===== Фрагмент текста
Меня спасала природа. Постоянно бывал в лесу, на рыбалке или охоте. Вроде меня добытчиков встречалось в ту пору мало. Моего возраста ребят это не увлекало: лучше выпить и подраться возле магазина. Людей старшего возраста, уставших и покалеченных войной, тянуло со смены домой, к печке и семье. Настрелялись они, брать в руки оружие не хотелось.
Поскольку любителей таскаться по лесам было мало, жизнь шла раздольная. Вскоре появились первые моторишки лодочные. Они ломались, рыбаки их проклинали. Но наловчились чинить, что-то вовремя подделать… А уже с мотором можно было рвануть на настоящий речной промысел.
Как-то одну свою ерунду принес в газету, на обсуждение литературного кружка, который там был. Почитали и решили печатать. Частично напечатали, но вдруг остановили. Крамола!
— А в чем она была?
==========
• _Условие задания_
Перепечатаете дословно отрывок из фрагмента текста от «Поскольку любителей таскаться» до «настоящий речной промысел.»?
===== Исходные данные
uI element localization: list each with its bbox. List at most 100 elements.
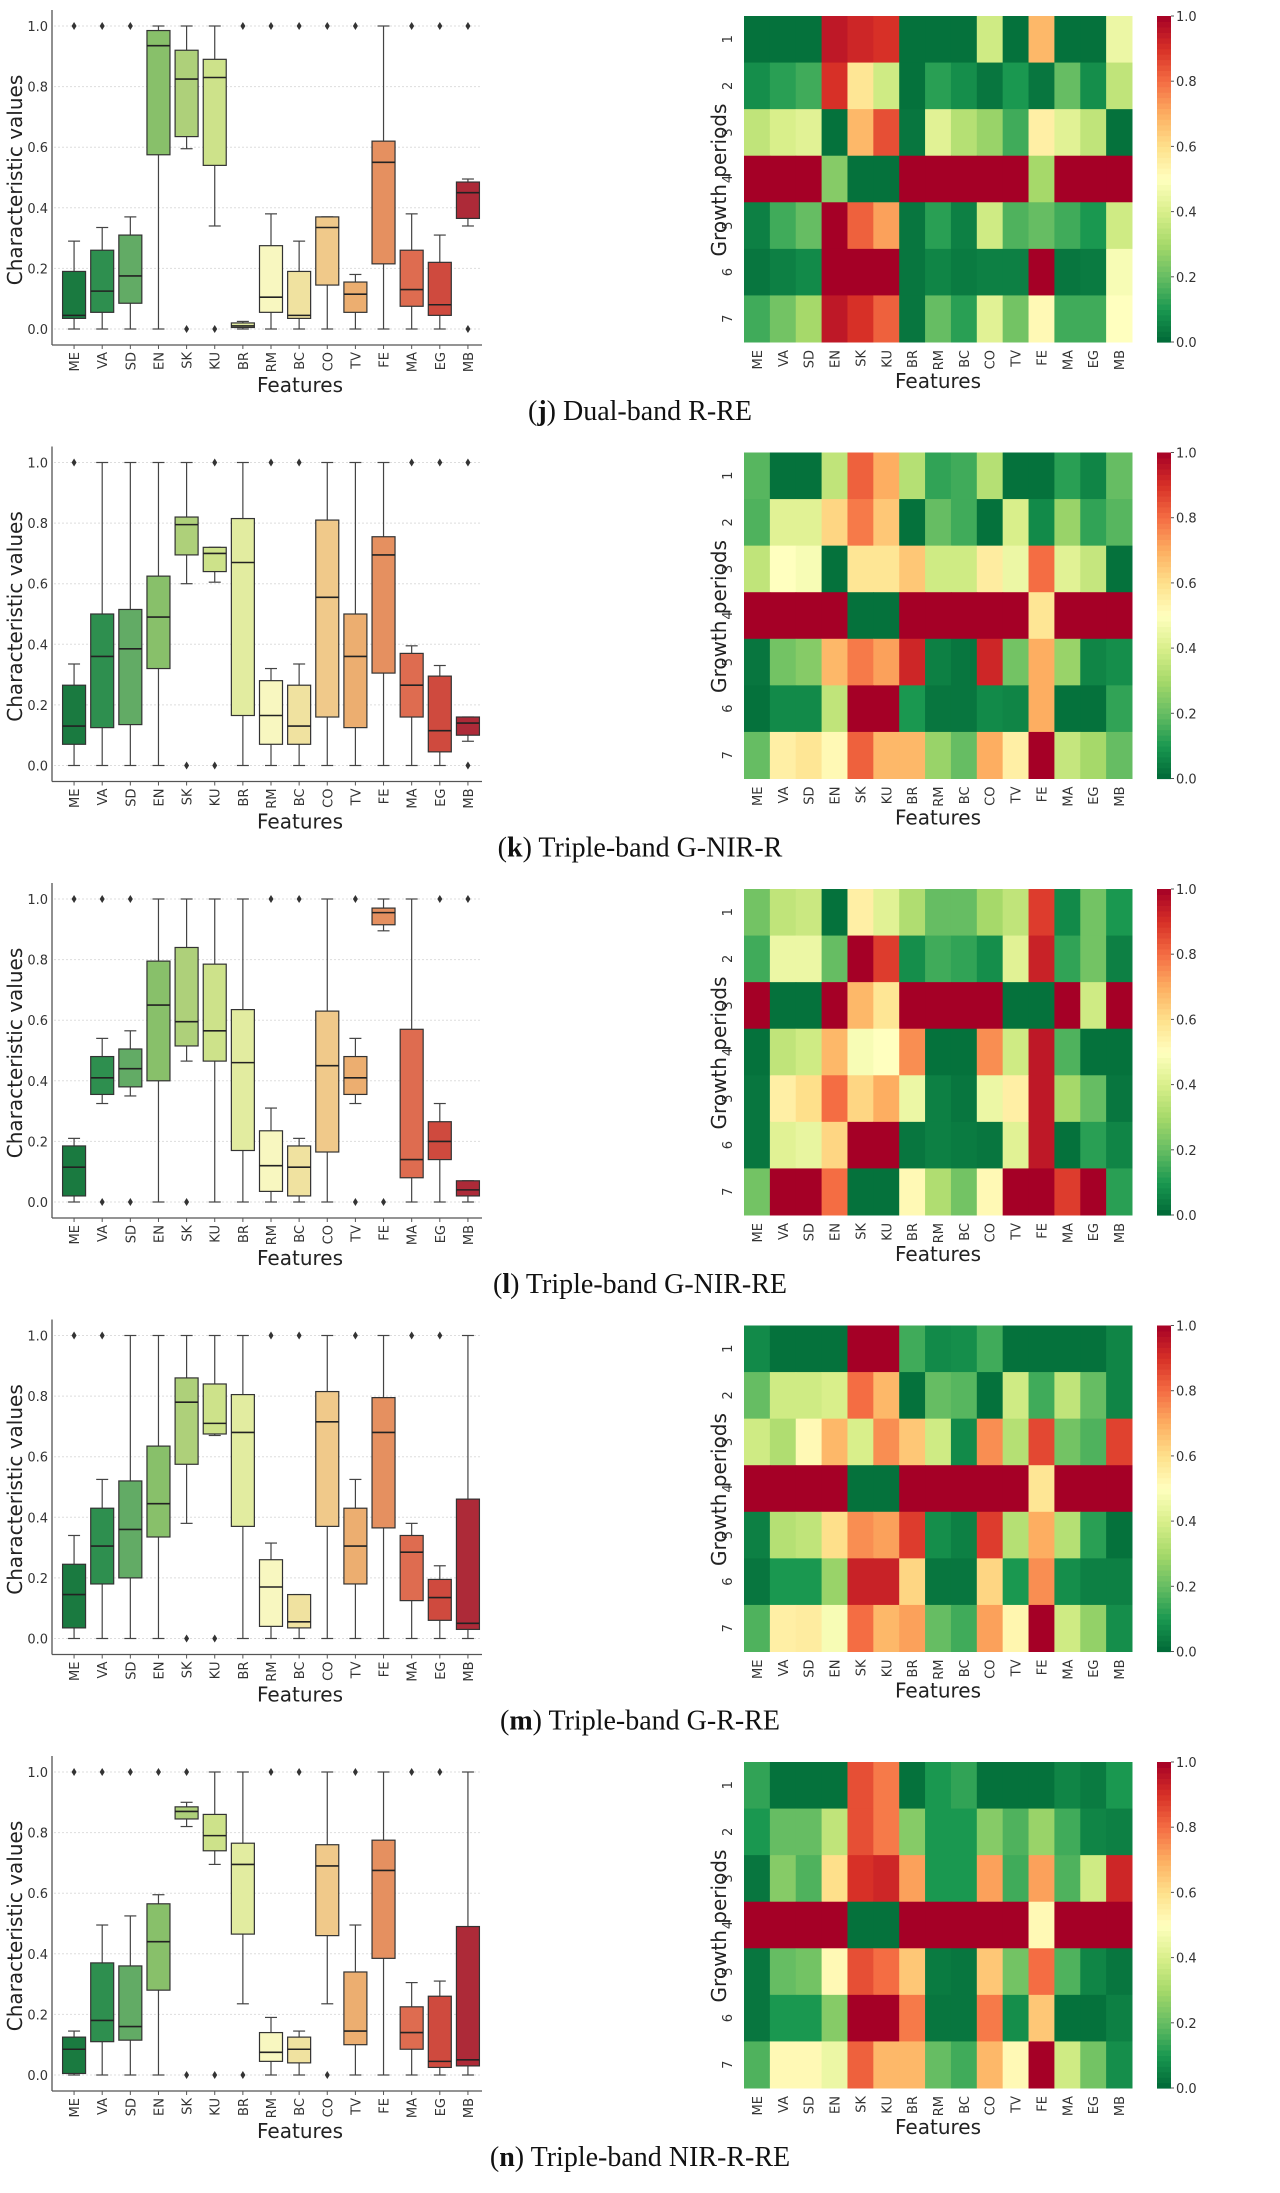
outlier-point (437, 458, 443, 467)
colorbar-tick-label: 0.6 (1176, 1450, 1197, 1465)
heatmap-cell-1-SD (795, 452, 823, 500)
==========
• _Решение задания_
Поскольку любителей таскаться по лесам было мало, жизнь шла раздольная. Вскоре появились первые моторишки лодочные. Они ломались, рыбаки их проклинали. Но наловчились чинить, что-то вовремя подделать… А уже с мотором можно было рвануть на настоящий речной промысел.